AIM =
Give back the records below exactly, every one, with no pictures.

ENTRIES PROVIDED =
|---|

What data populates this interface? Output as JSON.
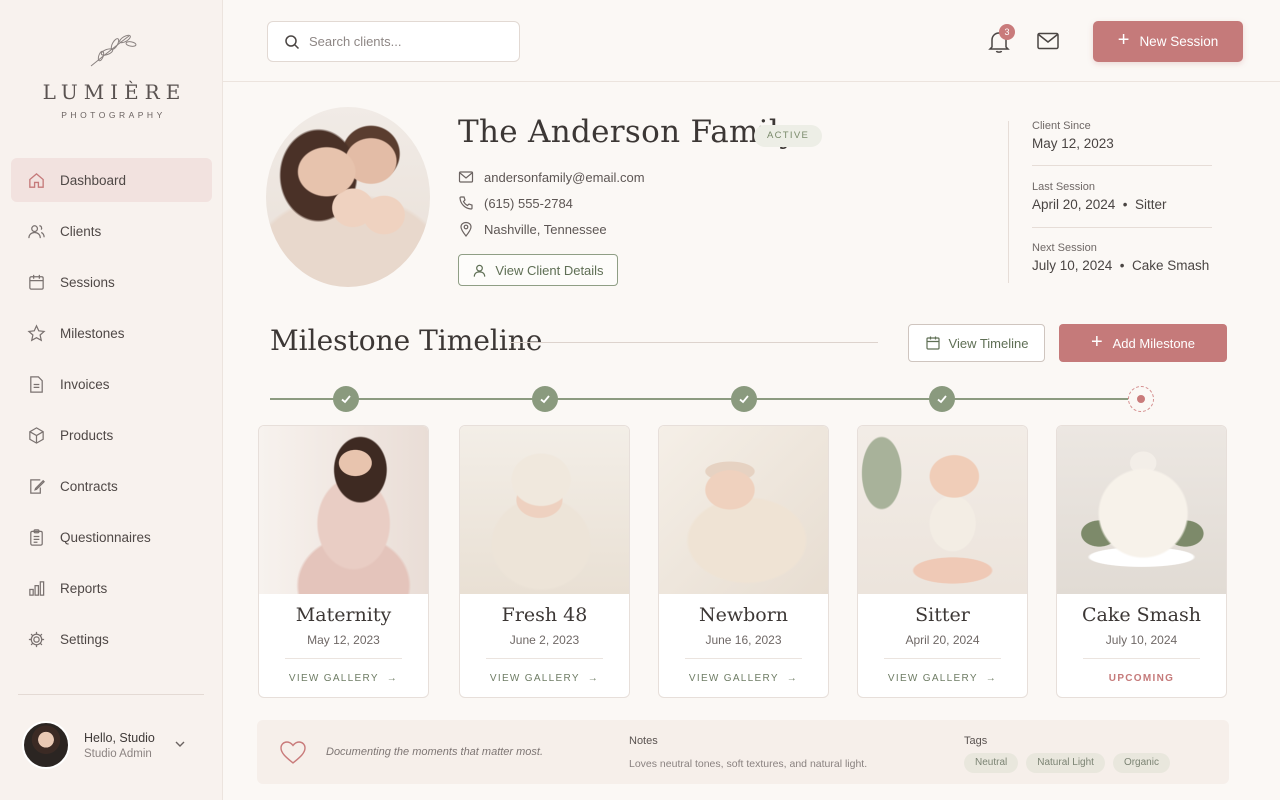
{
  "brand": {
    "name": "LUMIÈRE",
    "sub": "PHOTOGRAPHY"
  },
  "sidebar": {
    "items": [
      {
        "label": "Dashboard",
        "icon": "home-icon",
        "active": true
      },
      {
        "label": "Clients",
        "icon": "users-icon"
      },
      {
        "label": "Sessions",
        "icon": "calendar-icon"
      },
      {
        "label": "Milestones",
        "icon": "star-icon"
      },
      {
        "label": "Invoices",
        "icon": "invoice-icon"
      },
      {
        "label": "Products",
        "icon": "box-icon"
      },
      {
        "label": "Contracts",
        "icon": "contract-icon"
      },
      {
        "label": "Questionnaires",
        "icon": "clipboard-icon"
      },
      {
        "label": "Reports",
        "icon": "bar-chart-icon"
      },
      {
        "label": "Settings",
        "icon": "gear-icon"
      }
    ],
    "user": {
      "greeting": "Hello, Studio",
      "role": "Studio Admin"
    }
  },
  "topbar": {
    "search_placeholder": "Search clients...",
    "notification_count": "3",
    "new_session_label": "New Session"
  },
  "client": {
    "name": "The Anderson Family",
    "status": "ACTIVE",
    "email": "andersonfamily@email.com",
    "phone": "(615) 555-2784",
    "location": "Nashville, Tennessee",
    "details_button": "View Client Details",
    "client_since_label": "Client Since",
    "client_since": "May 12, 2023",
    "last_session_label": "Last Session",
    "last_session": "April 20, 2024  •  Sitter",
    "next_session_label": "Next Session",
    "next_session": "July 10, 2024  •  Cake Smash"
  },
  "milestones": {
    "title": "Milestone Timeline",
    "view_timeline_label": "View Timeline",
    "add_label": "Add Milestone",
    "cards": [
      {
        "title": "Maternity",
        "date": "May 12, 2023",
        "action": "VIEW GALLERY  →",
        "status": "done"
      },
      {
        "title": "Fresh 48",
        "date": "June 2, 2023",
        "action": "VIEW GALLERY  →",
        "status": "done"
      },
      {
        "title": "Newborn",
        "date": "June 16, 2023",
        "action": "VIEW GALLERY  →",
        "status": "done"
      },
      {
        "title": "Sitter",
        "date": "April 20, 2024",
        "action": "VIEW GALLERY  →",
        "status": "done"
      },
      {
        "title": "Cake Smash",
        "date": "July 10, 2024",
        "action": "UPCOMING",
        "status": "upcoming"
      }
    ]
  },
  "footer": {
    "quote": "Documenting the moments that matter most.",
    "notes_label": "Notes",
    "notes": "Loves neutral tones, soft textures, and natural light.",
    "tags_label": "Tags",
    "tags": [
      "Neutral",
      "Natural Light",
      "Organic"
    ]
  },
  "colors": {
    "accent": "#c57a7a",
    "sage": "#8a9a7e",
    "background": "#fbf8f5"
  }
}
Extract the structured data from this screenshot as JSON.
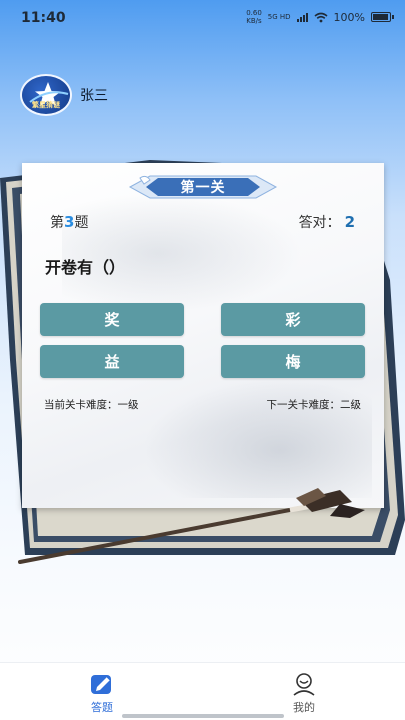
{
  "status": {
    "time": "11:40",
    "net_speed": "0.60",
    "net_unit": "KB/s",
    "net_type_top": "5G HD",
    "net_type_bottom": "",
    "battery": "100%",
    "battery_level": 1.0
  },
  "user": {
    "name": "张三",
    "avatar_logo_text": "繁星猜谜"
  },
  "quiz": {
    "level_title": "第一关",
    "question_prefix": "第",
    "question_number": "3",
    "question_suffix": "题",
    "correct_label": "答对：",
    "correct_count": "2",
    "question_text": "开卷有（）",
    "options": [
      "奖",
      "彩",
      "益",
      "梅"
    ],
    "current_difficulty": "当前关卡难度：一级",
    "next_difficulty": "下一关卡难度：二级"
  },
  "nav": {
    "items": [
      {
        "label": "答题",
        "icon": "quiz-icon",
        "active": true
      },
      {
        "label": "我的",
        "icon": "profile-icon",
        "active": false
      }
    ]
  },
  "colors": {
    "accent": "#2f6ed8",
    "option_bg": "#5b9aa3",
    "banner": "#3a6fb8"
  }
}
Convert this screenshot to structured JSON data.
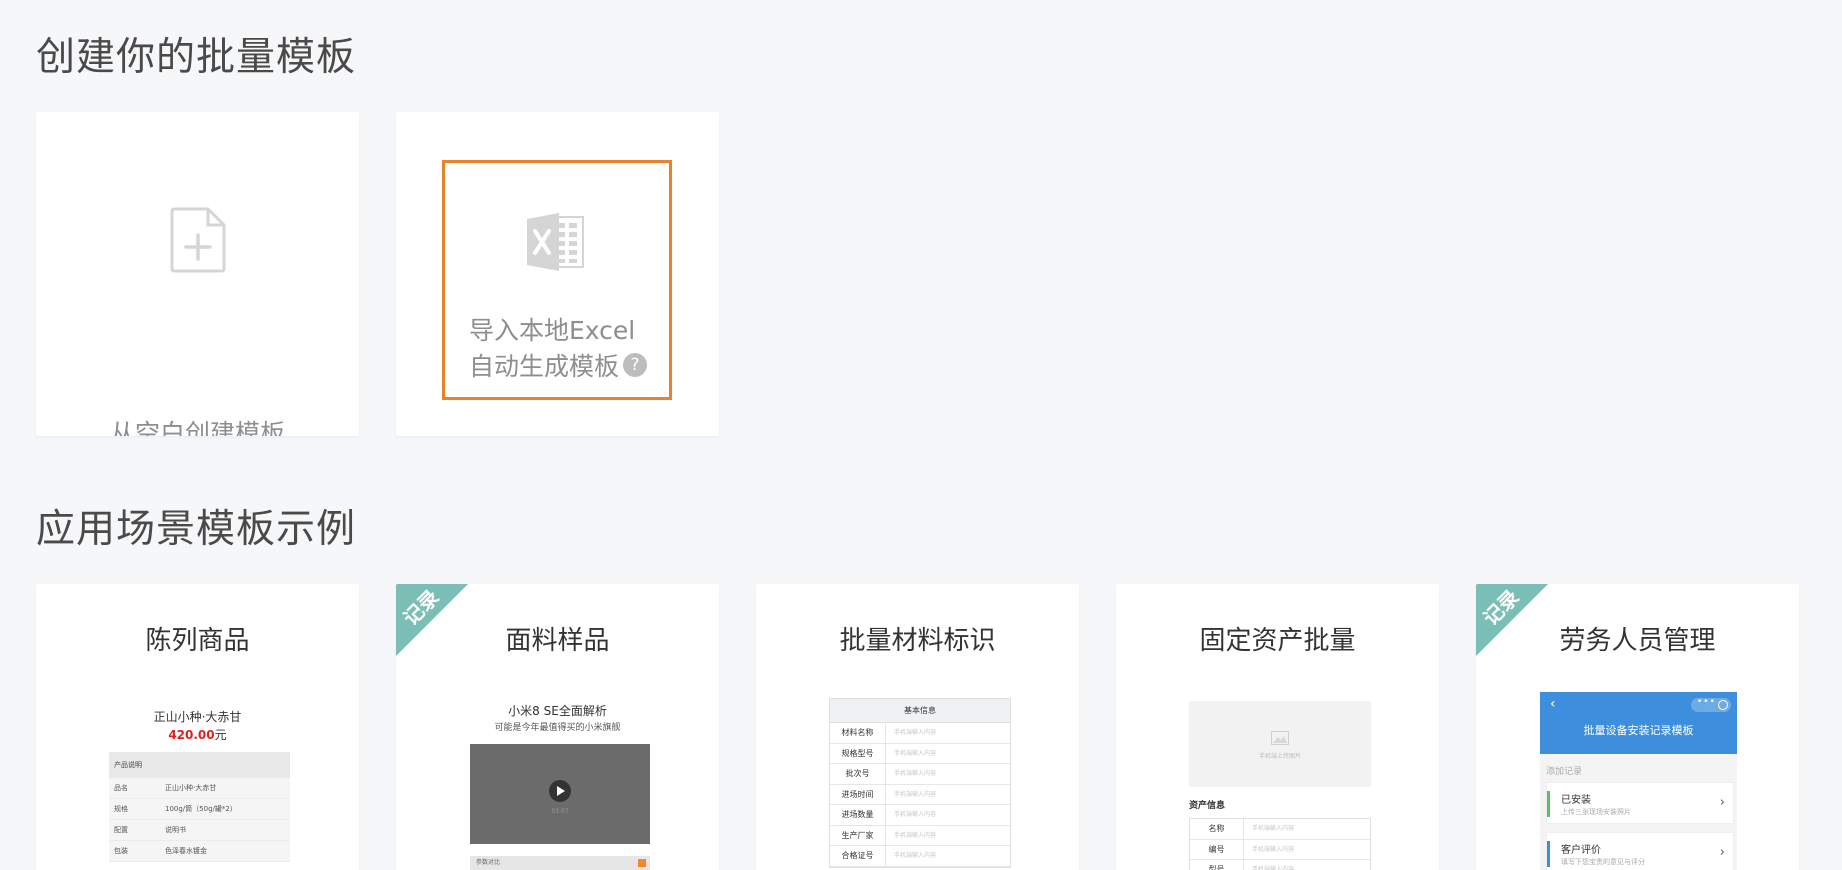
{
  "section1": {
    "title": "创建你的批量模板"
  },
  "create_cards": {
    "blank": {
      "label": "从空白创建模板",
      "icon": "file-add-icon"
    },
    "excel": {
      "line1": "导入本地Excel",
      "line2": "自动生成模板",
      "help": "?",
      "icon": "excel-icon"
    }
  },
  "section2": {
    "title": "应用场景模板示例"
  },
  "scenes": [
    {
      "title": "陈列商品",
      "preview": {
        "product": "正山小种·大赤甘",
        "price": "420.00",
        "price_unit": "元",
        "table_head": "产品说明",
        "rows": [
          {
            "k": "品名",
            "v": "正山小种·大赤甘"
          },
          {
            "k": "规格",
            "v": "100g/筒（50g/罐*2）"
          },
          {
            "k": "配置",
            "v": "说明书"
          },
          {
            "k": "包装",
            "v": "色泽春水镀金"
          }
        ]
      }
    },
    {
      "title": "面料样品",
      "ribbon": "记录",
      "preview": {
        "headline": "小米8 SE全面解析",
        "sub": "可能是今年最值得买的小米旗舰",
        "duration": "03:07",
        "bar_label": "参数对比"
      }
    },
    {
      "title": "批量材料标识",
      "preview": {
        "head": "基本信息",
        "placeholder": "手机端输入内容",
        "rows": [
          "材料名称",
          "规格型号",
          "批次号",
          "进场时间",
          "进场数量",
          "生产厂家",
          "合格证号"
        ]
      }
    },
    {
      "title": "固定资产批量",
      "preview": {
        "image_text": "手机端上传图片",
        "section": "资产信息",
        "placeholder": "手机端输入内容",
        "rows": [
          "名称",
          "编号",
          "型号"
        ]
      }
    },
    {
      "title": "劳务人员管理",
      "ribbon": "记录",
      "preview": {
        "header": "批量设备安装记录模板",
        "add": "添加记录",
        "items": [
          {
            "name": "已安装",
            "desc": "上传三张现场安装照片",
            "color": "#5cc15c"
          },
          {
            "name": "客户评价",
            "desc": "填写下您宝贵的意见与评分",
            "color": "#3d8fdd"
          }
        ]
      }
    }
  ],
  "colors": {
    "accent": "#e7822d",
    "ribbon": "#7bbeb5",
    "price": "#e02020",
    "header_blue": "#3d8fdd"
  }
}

|---|

TASK RESULT =
What data populates this interface? Output as JSON.
{
  "brand": {
    "name": "LUMIÈRE",
    "sub": "PHOTOGRAPHY"
  },
  "sidebar": {
    "items": [
      {
        "label": "Dashboard",
        "icon": "home-icon",
        "active": true
      },
      {
        "label": "Clients",
        "icon": "users-icon"
      },
      {
        "label": "Sessions",
        "icon": "calendar-icon"
      },
      {
        "label": "Milestones",
        "icon": "star-icon"
      },
      {
        "label": "Invoices",
        "icon": "invoice-icon"
      },
      {
        "label": "Products",
        "icon": "box-icon"
      },
      {
        "label": "Contracts",
        "icon": "contract-icon"
      },
      {
        "label": "Questionnaires",
        "icon": "clipboard-icon"
      },
      {
        "label": "Reports",
        "icon": "bar-chart-icon"
      },
      {
        "label": "Settings",
        "icon": "gear-icon"
      }
    ],
    "user": {
      "greeting": "Hello, Studio",
      "role": "Studio Admin"
    }
  },
  "topbar": {
    "search_placeholder": "Search clients...",
    "notification_count": "3",
    "new_session_label": "New Session"
  },
  "client": {
    "name": "The Anderson Family",
    "status": "ACTIVE",
    "email": "andersonfamily@email.com",
    "phone": "(615) 555-2784",
    "location": "Nashville, Tennessee",
    "details_button": "View Client Details",
    "client_since_label": "Client Since",
    "client_since": "May 12, 2023",
    "last_session_label": "Last Session",
    "last_session": "April 20, 2024  •  Sitter",
    "next_session_label": "Next Session",
    "next_session": "July 10, 2024  •  Cake Smash"
  },
  "milestones": {
    "title": "Milestone Timeline",
    "view_timeline_label": "View Timeline",
    "add_label": "Add Milestone",
    "cards": [
      {
        "title": "Maternity",
        "date": "May 12, 2023",
        "action": "VIEW GALLERY  →",
        "status": "done"
      },
      {
        "title": "Fresh 48",
        "date": "June 2, 2023",
        "action": "VIEW GALLERY  →",
        "status": "done"
      },
      {
        "title": "Newborn",
        "date": "June 16, 2023",
        "action": "VIEW GALLERY  →",
        "status": "done"
      },
      {
        "title": "Sitter",
        "date": "April 20, 2024",
        "action": "VIEW GALLERY  →",
        "status": "done"
      },
      {
        "title": "Cake Smash",
        "date": "July 10, 2024",
        "action": "UPCOMING",
        "status": "upcoming"
      }
    ]
  },
  "footer": {
    "quote": "Documenting the moments that matter most.",
    "notes_label": "Notes",
    "notes": "Loves neutral tones, soft textures, and natural light.",
    "tags_label": "Tags",
    "tags": [
      "Neutral",
      "Natural Light",
      "Organic"
    ]
  },
  "colors": {
    "accent": "#c57a7a",
    "sage": "#8a9a7e",
    "background": "#fbf8f5"
  }
}
Extract the structured data from this screenshot as JSON.
{
  "status": {
    "time": "11:40",
    "net_speed": "0.60",
    "net_unit": "KB/s",
    "net_type_top": "5G HD",
    "net_type_bottom": "",
    "battery": "100%",
    "battery_level": 1.0
  },
  "user": {
    "name": "张三",
    "avatar_logo_text": "繁星猜谜"
  },
  "quiz": {
    "level_title": "第一关",
    "question_prefix": "第",
    "question_number": "3",
    "question_suffix": "题",
    "correct_label": "答对：",
    "correct_count": "2",
    "question_text": "开卷有（）",
    "options": [
      "奖",
      "彩",
      "益",
      "梅"
    ],
    "current_difficulty": "当前关卡难度：一级",
    "next_difficulty": "下一关卡难度：二级"
  },
  "nav": {
    "items": [
      {
        "label": "答题",
        "icon": "quiz-icon",
        "active": true
      },
      {
        "label": "我的",
        "icon": "profile-icon",
        "active": false
      }
    ]
  },
  "colors": {
    "accent": "#2f6ed8",
    "option_bg": "#5b9aa3",
    "banner": "#3a6fb8"
  }
}
Convert this screenshot to structured JSON data.
{
  "section1": {
    "title": "创建你的批量模板"
  },
  "create_cards": {
    "blank": {
      "label": "从空白创建模板",
      "icon": "file-add-icon"
    },
    "excel": {
      "line1": "导入本地Excel",
      "line2": "自动生成模板",
      "help": "?",
      "icon": "excel-icon"
    }
  },
  "section2": {
    "title": "应用场景模板示例"
  },
  "scenes": [
    {
      "title": "陈列商品",
      "preview": {
        "product": "正山小种·大赤甘",
        "price": "420.00",
        "price_unit": "元",
        "table_head": "产品说明",
        "rows": [
          {
            "k": "品名",
            "v": "正山小种·大赤甘"
          },
          {
            "k": "规格",
            "v": "100g/筒（50g/罐*2）"
          },
          {
            "k": "配置",
            "v": "说明书"
          },
          {
            "k": "包装",
            "v": "色泽春水镀金"
          }
        ]
      }
    },
    {
      "title": "面料样品",
      "ribbon": "记录",
      "preview": {
        "headline": "小米8 SE全面解析",
        "sub": "可能是今年最值得买的小米旗舰",
        "duration": "03:07",
        "bar_label": "参数对比"
      }
    },
    {
      "title": "批量材料标识",
      "preview": {
        "head": "基本信息",
        "placeholder": "手机端输入内容",
        "rows": [
          "材料名称",
          "规格型号",
          "批次号",
          "进场时间",
          "进场数量",
          "生产厂家",
          "合格证号"
        ]
      }
    },
    {
      "title": "固定资产批量",
      "preview": {
        "image_text": "手机端上传图片",
        "section": "资产信息",
        "placeholder": "手机端输入内容",
        "rows": [
          "名称",
          "编号",
          "型号"
        ]
      }
    },
    {
      "title": "劳务人员管理",
      "ribbon": "记录",
      "preview": {
        "header": "批量设备安装记录模板",
        "add": "添加记录",
        "items": [
          {
            "name": "已安装",
            "desc": "上传三张现场安装照片",
            "color": "#5cc15c"
          },
          {
            "name": "客户评价",
            "desc": "填写下您宝贵的意见与评分",
            "color": "#3d8fdd"
          }
        ]
      }
    }
  ],
  "colors": {
    "accent": "#e7822d",
    "ribbon": "#7bbeb5",
    "price": "#e02020",
    "header_blue": "#3d8fdd"
  }
}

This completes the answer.